◆ Brief
What you return must be the full data, repeated verbatim, with no pictures in it.

◆ Provided records
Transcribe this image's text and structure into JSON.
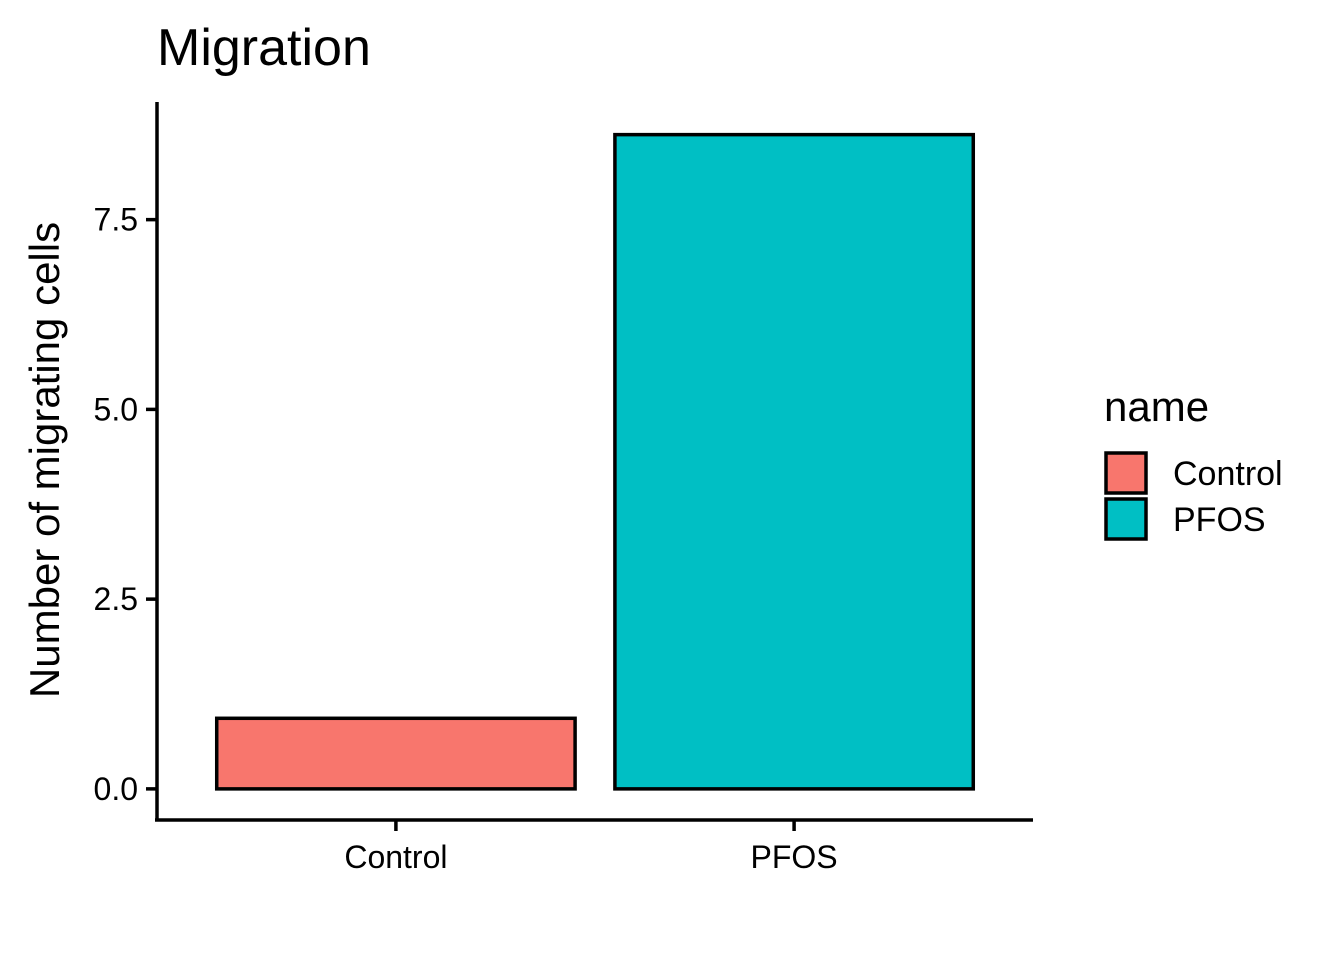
{
  "chart_data": {
    "type": "bar",
    "title": "Migration",
    "xlabel": "",
    "ylabel": "Number of migrating cells",
    "categories": [
      "Control",
      "PFOS"
    ],
    "values": [
      0.93,
      8.62
    ],
    "colors": [
      "#F8766D",
      "#00BFC4"
    ],
    "ylim": [
      -0.41,
      9.05
    ],
    "yticks": [
      0.0,
      2.5,
      5.0,
      7.5
    ],
    "ytick_labels": [
      "0.0",
      "2.5",
      "5.0",
      "7.5"
    ],
    "grid": false,
    "legend": {
      "title": "name",
      "position": "right",
      "entries": [
        {
          "label": "Control",
          "color": "#F8766D"
        },
        {
          "label": "PFOS",
          "color": "#00BFC4"
        }
      ]
    }
  }
}
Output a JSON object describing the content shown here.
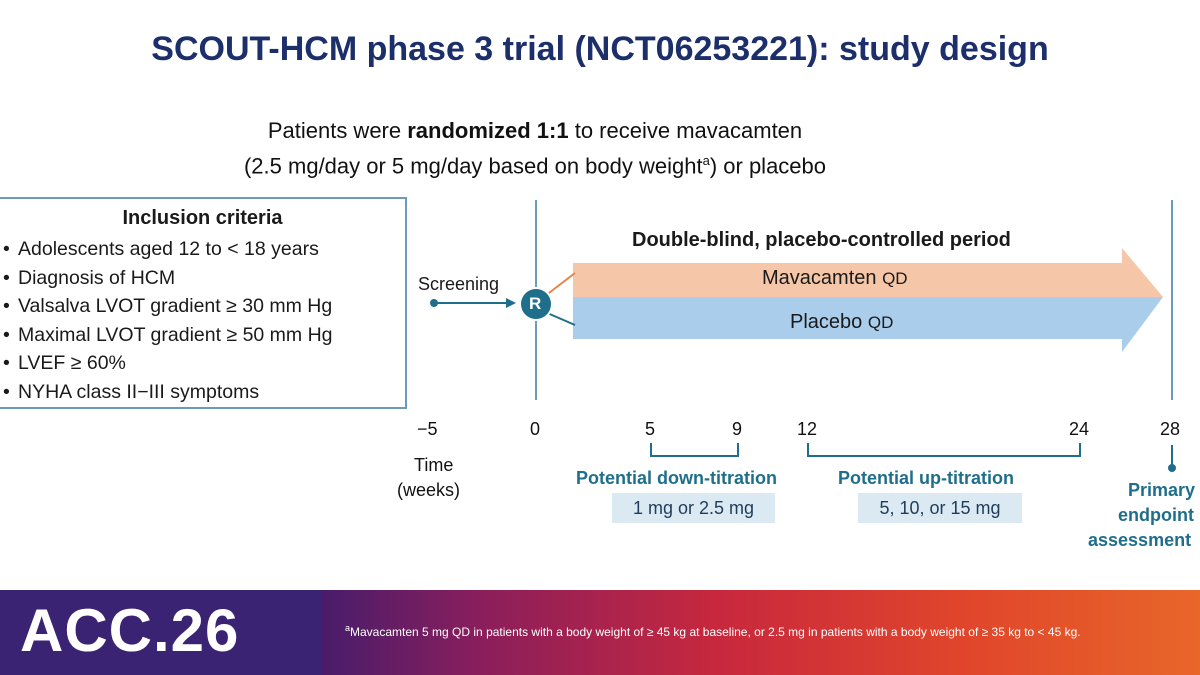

◆ Solution to the problem
Transcribe this image's text and structure into JSON.
{
  "chart_data": {
    "type": "bar",
    "title": "Migration",
    "xlabel": "",
    "ylabel": "Number of migrating cells",
    "categories": [
      "Control",
      "PFOS"
    ],
    "values": [
      0.93,
      8.62
    ],
    "colors": [
      "#F8766D",
      "#00BFC4"
    ],
    "ylim": [
      -0.41,
      9.05
    ],
    "yticks": [
      0.0,
      2.5,
      5.0,
      7.5
    ],
    "ytick_labels": [
      "0.0",
      "2.5",
      "5.0",
      "7.5"
    ],
    "grid": false,
    "legend": {
      "title": "name",
      "position": "right",
      "entries": [
        {
          "label": "Control",
          "color": "#F8766D"
        },
        {
          "label": "PFOS",
          "color": "#00BFC4"
        }
      ]
    }
  }
}
Output a JSON object describing the content shown here.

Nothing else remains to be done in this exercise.